| Stated task |
Go through the material below and copy all lines with "values".

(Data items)

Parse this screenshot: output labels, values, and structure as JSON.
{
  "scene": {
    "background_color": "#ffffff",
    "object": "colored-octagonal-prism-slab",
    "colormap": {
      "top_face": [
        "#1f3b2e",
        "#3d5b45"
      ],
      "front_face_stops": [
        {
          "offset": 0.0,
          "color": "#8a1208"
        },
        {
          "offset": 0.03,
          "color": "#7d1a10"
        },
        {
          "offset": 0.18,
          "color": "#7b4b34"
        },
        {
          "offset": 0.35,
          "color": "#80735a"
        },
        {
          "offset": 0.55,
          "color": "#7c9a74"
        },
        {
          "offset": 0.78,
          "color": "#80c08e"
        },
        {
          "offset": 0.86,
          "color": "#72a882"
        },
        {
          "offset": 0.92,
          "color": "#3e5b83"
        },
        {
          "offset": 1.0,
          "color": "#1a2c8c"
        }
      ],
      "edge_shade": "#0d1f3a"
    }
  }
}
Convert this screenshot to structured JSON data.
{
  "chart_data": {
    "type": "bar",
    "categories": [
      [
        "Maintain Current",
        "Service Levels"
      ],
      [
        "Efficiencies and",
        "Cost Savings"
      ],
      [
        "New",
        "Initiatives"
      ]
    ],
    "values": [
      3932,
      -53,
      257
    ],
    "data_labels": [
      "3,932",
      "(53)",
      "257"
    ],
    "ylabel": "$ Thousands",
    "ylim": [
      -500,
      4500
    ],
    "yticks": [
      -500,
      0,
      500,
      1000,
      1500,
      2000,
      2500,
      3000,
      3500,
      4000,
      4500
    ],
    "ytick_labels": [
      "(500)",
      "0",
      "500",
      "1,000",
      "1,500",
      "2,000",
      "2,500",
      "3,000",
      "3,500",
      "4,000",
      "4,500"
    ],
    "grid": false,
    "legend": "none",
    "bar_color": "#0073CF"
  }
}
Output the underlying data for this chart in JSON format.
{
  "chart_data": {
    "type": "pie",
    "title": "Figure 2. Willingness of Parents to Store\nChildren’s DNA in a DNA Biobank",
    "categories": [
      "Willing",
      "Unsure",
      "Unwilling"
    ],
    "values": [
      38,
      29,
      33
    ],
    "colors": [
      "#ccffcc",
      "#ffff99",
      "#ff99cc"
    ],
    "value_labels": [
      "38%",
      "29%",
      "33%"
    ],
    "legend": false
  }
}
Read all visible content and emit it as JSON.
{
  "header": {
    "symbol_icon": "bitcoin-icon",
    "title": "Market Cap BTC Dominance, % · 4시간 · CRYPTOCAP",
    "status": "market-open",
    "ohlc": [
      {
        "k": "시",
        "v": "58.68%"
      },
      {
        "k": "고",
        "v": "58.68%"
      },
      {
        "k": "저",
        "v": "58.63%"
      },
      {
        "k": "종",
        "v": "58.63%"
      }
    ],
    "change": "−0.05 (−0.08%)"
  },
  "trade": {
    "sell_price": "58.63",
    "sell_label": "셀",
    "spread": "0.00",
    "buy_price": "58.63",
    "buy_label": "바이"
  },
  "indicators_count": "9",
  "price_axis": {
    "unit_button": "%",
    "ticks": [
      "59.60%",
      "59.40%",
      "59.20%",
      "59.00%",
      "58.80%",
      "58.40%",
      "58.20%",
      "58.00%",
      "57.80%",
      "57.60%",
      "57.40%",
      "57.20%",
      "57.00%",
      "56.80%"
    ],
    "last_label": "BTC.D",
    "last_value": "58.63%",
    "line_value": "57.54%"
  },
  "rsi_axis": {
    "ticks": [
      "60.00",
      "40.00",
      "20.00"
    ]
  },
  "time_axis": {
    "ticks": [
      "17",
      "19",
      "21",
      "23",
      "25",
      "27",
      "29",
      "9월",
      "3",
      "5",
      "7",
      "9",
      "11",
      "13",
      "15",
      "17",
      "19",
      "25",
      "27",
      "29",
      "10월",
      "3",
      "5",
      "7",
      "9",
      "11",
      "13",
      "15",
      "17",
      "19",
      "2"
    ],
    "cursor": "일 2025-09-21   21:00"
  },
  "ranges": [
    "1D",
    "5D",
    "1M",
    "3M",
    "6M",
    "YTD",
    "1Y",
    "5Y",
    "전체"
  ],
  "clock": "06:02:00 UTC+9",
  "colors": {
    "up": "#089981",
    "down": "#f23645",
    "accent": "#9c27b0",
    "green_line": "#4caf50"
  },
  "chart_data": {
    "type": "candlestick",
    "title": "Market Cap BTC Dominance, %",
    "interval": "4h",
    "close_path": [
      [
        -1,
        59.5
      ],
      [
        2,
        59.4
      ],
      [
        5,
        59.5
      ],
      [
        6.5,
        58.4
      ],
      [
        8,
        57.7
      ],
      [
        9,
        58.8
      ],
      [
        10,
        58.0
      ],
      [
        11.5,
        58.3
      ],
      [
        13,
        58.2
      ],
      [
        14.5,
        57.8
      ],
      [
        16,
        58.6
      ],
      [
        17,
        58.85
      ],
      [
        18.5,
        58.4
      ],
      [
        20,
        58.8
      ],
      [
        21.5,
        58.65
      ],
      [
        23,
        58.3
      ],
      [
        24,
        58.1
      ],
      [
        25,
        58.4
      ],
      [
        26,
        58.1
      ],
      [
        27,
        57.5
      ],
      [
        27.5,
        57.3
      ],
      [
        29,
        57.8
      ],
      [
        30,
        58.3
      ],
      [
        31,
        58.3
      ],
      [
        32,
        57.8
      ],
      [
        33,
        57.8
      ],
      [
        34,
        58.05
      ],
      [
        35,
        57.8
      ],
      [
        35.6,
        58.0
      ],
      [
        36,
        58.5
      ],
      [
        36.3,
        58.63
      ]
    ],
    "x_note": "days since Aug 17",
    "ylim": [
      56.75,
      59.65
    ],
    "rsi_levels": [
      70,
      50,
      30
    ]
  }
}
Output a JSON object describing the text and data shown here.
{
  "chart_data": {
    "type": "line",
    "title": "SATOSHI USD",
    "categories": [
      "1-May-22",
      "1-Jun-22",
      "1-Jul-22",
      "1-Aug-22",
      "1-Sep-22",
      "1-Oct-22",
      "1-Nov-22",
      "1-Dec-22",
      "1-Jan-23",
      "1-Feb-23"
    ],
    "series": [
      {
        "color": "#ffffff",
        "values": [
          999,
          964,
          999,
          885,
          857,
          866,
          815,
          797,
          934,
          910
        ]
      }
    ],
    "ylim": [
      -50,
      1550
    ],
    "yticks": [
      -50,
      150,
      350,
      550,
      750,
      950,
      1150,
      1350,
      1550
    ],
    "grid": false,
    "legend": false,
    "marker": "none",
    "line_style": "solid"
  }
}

| Result for this exercise |
Parse this screenshot: output labels, values, and structure as JSON.
    "values": [
    "values": [
        "values": [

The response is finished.